TAREFA:
Continue o texto sobre o líder quilombola Antônio Mulato a partir da última frase apresentada.

━━━━━ TEXTO PARA LEITURA

Cuiabá, Terça-Feira, 18 de Dezembro de 2018
Fogo Amigo
09.10.2018 | 08h10 Tamanho do texto A- A+

Deu na Folha

Jornal homenageia líder quilombola de MT

DA REDAÇÃO
Antonio Mulato

O quilombola Antonio Mulato, que morreu em setembro

O obituário do Jornal Folha de S.Paulo publicou, nesta terça-feira (9), um texto sobre Antônio Mulato, o líder do Quilombo Mata Cavalo, em Nossa Senhora do Livramento, que morreu no dia 15 de setembro aos 113 anos.

 

“Era neto de africanos que foram escravizados no Brasil. Seus pais nasceram quando a Lei do Ventre Livre já havia sido promulgada. Foi Mulato quem liderou a retomada do quilombo Mata Cavalo, que não era reconhecido pelo Município”, escreveu o jornal.

 

Leia abaixo a íntegra do obituário:

 

Uma semana antes de morrer ele me chamou. Falou que tinha chegado a hora dele", conta Airton Conceição de Arruda, neto de Antônio Mulato. "Queria que o levassem quando ele não pudesse mais andar. Perguntei com quem ficaria o dinheiro e ele disse: 'Com quem merecer.'"

 

Era neto de africanos que foram escravizados no Brasil. Seus pais nasceram quando a Lei do Ventre Livre já havia sido promulgada. Foi Mulato quem liderou a retomada do quilombo Mata Cavalo, que não era reconhecido pelo município.

━━━━━━━━━━
━━━━━ LINHAS DE DADOS

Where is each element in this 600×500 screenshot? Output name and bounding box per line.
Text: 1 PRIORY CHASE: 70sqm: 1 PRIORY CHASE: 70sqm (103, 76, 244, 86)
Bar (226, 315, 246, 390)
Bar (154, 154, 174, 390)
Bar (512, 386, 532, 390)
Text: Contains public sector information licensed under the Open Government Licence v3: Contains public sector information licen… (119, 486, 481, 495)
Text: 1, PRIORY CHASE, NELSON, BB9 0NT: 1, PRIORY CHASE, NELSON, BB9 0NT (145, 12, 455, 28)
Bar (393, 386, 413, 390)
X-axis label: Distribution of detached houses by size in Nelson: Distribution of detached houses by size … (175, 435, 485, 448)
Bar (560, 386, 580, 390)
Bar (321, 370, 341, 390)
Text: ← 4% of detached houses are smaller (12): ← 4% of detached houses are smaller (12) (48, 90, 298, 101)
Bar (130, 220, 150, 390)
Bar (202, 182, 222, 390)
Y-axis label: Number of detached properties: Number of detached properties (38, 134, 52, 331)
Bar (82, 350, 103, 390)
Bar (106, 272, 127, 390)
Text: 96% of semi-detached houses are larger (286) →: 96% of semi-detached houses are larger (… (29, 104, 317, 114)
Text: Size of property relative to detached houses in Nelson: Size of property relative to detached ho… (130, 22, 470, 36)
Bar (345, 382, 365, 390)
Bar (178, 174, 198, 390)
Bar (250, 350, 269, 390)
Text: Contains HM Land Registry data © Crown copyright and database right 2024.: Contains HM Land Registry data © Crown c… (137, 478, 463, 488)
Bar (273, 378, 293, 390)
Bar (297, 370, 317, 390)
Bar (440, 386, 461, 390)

━━━━━━━━━━

RESPOSTA:
Mesmo sem saber ler e escrever, fundou a primeira escola da comunidade, em meados de 1940. No lugar, que começou com apenas uma sala, boa parte de seus descendentes pôde estudar, lutando para ter o mesmo direito das crianças brancas. Hoje, uma de suas bisnetas, Gonçalina Eva, 41, é professora lá.

Era Mulato quem reunia a família em datas comemorativas. "A casa dele era de todo mundo", diz Airton. "Ele gostava de cantar cururu, tocar pandeiro. Festa, velório. Ele ia em todos."

Católico, "tirava reza" e ia com frequência a missas. Anualmente participava da lavagem das escadarias da Igreja de São Benedito, a maior do estado. "Ele dava opinião, andava no meio do povo, ajudava na cerimônia", conta o neto.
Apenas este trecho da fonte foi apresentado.